> _TASK_: Copy every one of the following rows word for word, leaving out the pictures.

**** SUPPLIED RECORDS ****

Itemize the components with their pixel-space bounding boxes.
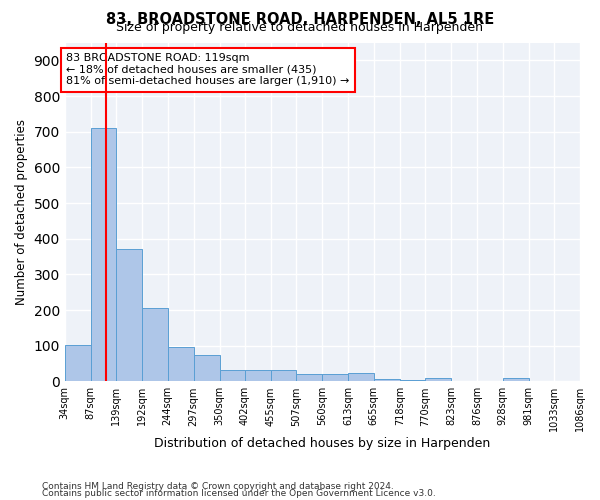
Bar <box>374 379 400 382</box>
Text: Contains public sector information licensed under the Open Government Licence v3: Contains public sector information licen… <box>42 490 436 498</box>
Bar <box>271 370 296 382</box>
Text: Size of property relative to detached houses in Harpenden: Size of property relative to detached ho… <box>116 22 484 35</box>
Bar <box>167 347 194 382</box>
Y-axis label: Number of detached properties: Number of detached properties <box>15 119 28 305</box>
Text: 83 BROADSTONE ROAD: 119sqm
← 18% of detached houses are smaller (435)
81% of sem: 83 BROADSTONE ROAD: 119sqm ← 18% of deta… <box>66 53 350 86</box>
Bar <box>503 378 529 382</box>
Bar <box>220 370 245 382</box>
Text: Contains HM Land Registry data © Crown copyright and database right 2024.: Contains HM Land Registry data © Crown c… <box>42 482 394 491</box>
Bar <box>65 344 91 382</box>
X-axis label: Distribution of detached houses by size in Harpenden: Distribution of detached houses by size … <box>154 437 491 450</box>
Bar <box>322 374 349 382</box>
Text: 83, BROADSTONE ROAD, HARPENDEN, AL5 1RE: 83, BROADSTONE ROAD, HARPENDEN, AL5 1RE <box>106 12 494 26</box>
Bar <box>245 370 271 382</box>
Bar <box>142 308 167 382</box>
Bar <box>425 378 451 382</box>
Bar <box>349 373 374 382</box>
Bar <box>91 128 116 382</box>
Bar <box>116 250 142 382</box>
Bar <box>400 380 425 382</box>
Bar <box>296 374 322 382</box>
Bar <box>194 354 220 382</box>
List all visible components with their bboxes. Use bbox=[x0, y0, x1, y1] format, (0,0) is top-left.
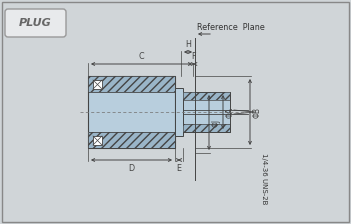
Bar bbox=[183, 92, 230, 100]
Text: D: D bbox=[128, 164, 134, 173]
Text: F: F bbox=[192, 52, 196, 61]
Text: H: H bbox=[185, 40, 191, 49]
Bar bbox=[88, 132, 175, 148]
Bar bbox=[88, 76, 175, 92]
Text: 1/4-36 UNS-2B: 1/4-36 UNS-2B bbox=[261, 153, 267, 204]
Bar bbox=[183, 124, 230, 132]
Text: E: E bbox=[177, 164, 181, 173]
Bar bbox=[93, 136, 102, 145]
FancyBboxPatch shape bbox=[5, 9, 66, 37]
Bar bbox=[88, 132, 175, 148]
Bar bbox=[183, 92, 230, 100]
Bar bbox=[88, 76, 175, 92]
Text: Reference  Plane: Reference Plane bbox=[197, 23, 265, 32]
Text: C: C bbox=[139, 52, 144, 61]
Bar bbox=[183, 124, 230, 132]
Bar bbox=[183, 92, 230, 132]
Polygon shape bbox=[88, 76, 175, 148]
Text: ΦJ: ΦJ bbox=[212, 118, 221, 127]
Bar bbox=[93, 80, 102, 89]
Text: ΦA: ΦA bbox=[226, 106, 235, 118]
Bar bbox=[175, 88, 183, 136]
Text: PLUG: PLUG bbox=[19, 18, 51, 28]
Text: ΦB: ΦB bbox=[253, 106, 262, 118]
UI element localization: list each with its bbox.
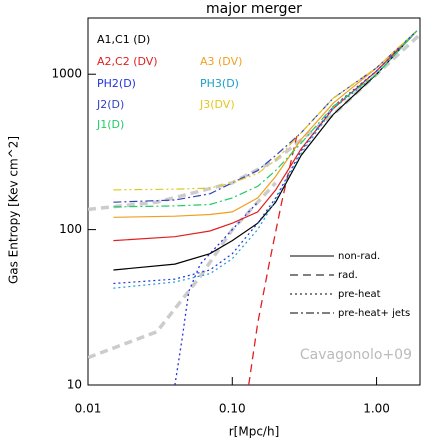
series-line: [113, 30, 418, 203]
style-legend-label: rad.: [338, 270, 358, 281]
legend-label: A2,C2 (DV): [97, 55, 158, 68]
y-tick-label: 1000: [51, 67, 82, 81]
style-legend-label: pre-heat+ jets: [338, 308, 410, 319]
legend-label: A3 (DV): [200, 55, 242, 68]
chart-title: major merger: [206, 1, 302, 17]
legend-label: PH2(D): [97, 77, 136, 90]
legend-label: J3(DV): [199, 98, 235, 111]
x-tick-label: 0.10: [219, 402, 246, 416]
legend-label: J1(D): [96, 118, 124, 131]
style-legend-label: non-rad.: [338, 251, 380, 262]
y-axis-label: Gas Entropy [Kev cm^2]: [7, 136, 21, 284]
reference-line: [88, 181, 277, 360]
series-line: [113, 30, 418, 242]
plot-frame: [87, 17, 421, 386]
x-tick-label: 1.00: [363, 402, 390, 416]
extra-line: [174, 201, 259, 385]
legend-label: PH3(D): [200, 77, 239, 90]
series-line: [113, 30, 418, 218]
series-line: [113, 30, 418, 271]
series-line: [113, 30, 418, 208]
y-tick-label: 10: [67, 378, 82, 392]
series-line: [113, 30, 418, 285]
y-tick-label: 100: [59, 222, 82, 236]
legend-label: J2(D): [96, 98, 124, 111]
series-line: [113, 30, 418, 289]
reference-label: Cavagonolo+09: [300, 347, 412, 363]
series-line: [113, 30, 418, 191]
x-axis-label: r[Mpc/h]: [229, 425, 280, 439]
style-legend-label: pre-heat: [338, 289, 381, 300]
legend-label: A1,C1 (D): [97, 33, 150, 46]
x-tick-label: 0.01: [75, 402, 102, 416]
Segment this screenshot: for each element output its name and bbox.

****

> _RESPONSE TO THE TASK_:
Itemize the components with their pixel-space bounding boxes.
Bar <box>374 379 400 382</box>
Text: Contains public sector information licensed under the Open Government Licence v3: Contains public sector information licen… <box>42 490 436 498</box>
Bar <box>271 370 296 382</box>
Text: Size of property relative to detached houses in Harpenden: Size of property relative to detached ho… <box>116 22 484 35</box>
Bar <box>167 347 194 382</box>
Y-axis label: Number of detached properties: Number of detached properties <box>15 119 28 305</box>
Text: 83 BROADSTONE ROAD: 119sqm
← 18% of detached houses are smaller (435)
81% of sem: 83 BROADSTONE ROAD: 119sqm ← 18% of deta… <box>66 53 350 86</box>
Bar <box>503 378 529 382</box>
Bar <box>220 370 245 382</box>
Text: Contains HM Land Registry data © Crown copyright and database right 2024.: Contains HM Land Registry data © Crown c… <box>42 482 394 491</box>
Bar <box>65 344 91 382</box>
X-axis label: Distribution of detached houses by size in Harpenden: Distribution of detached houses by size … <box>154 437 491 450</box>
Bar <box>322 374 349 382</box>
Text: 83, BROADSTONE ROAD, HARPENDEN, AL5 1RE: 83, BROADSTONE ROAD, HARPENDEN, AL5 1RE <box>106 12 494 26</box>
Bar <box>245 370 271 382</box>
Bar <box>142 308 167 382</box>
Bar <box>425 378 451 382</box>
Bar <box>349 373 374 382</box>
Bar <box>91 128 116 382</box>
Bar <box>116 250 142 382</box>
Bar <box>400 380 425 382</box>
Bar <box>296 374 322 382</box>
Bar <box>194 354 220 382</box>
List all visible components with their bboxes. Use bbox=[x0, y0, x1, y1] format, (0,0) is top-left.
Bar bbox=[183, 92, 230, 100]
Text: D: D bbox=[128, 164, 134, 173]
Text: F: F bbox=[192, 52, 196, 61]
Text: H: H bbox=[185, 40, 191, 49]
Bar bbox=[88, 132, 175, 148]
Bar bbox=[88, 76, 175, 92]
Text: 1/4-36 UNS-2B: 1/4-36 UNS-2B bbox=[261, 153, 267, 204]
Bar bbox=[183, 124, 230, 132]
Text: E: E bbox=[177, 164, 181, 173]
Bar bbox=[93, 136, 102, 145]
FancyBboxPatch shape bbox=[5, 9, 66, 37]
Bar bbox=[88, 132, 175, 148]
Bar bbox=[183, 92, 230, 100]
Bar bbox=[88, 76, 175, 92]
Text: Reference  Plane: Reference Plane bbox=[197, 23, 265, 32]
Text: C: C bbox=[139, 52, 144, 61]
Bar bbox=[183, 124, 230, 132]
Bar bbox=[183, 92, 230, 132]
Polygon shape bbox=[88, 76, 175, 148]
Text: ΦJ: ΦJ bbox=[212, 118, 221, 127]
Bar bbox=[93, 80, 102, 89]
Text: ΦA: ΦA bbox=[226, 106, 235, 118]
Bar bbox=[175, 88, 183, 136]
Text: PLUG: PLUG bbox=[19, 18, 51, 28]
Text: ΦB: ΦB bbox=[253, 106, 262, 118]
UI element localization: list each with its bbox.
series-line: [113, 30, 418, 203]
style-legend-label: rad.: [338, 270, 358, 281]
legend-label: A2,C2 (DV): [97, 55, 158, 68]
y-tick-label: 1000: [51, 67, 82, 81]
style-legend-label: pre-heat+ jets: [338, 308, 410, 319]
legend-label: A3 (DV): [200, 55, 242, 68]
chart-title: major merger: [206, 1, 302, 17]
legend-label: PH2(D): [97, 77, 136, 90]
legend-label: J3(DV): [199, 98, 235, 111]
x-tick-label: 0.10: [219, 402, 246, 416]
legend-label: J1(D): [96, 118, 124, 131]
style-legend-label: non-rad.: [338, 251, 380, 262]
y-axis-label: Gas Entropy [Kev cm^2]: [7, 136, 21, 284]
reference-line: [88, 181, 277, 360]
series-line: [113, 30, 418, 242]
plot-frame: [87, 17, 421, 386]
x-tick-label: 1.00: [363, 402, 390, 416]
extra-line: [174, 201, 259, 385]
legend-label: PH3(D): [200, 77, 239, 90]
series-line: [113, 30, 418, 218]
series-line: [113, 30, 418, 271]
series-line: [113, 30, 418, 208]
y-tick-label: 10: [67, 378, 82, 392]
series-line: [113, 30, 418, 285]
y-tick-label: 100: [59, 222, 82, 236]
legend-label: J2(D): [96, 98, 124, 111]
series-line: [113, 30, 418, 289]
reference-label: Cavagonolo+09: [300, 347, 412, 363]
series-line: [113, 30, 418, 191]
x-axis-label: r[Mpc/h]: [229, 425, 280, 439]
style-legend-label: pre-heat: [338, 289, 381, 300]
legend-label: A1,C1 (D): [97, 33, 150, 46]
x-tick-label: 0.01: [75, 402, 102, 416]
Segment this screenshot: for each element output its name and bbox.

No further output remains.